- **Description of the task**
Your task is to copy every line of the entries that contains "screenshot".

- **Stored data**
++++++++++++++++++++
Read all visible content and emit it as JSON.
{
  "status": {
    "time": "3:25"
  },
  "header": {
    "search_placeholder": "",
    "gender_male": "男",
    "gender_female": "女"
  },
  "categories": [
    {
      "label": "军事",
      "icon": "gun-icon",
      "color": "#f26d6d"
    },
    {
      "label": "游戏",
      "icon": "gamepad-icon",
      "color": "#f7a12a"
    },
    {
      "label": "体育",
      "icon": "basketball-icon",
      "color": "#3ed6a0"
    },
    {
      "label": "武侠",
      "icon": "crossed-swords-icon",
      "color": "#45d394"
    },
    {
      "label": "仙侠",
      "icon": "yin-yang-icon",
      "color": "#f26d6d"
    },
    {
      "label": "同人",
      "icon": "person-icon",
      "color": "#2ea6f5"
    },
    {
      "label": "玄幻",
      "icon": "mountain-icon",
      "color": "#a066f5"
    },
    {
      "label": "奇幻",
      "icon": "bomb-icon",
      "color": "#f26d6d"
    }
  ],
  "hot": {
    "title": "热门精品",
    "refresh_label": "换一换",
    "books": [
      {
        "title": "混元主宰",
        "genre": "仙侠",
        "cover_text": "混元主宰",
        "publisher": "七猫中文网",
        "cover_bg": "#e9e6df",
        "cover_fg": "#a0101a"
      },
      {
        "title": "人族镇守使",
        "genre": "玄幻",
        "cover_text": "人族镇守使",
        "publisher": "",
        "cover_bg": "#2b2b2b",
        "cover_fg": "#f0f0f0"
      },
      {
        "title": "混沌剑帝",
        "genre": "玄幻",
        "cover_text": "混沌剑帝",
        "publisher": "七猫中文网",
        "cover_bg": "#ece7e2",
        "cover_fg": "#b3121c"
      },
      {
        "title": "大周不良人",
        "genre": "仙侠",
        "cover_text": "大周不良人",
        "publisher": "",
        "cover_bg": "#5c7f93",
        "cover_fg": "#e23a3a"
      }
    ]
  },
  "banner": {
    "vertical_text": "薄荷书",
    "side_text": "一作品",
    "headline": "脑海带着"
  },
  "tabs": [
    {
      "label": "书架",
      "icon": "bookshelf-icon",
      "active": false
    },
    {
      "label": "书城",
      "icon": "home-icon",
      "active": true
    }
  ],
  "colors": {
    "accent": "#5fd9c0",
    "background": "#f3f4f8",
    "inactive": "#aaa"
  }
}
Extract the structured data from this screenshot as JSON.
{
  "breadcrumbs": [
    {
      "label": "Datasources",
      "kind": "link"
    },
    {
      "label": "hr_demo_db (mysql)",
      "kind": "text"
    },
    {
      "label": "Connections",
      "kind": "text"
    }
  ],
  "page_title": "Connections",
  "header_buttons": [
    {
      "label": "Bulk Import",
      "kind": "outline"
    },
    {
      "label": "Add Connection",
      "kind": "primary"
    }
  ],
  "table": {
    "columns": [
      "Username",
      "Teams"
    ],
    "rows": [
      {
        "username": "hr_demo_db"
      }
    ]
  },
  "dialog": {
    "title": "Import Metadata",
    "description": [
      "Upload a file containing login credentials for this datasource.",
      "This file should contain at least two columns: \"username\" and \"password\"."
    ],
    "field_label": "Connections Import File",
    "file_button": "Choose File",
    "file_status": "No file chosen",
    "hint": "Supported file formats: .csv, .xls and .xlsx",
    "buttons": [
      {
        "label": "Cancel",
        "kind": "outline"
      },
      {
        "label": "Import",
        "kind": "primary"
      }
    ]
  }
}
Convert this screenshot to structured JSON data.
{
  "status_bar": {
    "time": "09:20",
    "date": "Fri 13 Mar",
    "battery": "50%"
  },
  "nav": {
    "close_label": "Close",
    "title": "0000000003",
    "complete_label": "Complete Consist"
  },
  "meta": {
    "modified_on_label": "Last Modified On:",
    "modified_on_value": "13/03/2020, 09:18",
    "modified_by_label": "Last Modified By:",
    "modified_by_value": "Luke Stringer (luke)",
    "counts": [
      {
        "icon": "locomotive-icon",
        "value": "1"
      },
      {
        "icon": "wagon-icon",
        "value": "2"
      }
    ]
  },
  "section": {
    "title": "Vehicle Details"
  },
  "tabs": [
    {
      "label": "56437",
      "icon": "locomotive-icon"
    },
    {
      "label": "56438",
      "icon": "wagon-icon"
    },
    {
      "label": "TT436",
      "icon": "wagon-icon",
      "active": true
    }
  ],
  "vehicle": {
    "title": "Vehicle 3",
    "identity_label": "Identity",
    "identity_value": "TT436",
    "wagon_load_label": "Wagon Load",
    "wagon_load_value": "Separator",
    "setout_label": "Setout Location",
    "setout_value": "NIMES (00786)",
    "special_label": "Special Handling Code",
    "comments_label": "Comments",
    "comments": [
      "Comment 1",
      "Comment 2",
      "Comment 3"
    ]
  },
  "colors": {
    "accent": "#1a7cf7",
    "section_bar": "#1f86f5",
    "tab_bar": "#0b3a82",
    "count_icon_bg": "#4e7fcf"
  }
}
++++++++++++++++++++
- **Result for this task**
Extract the structured data from this screenshot as JSON.
Convert this screenshot to structured JSON data.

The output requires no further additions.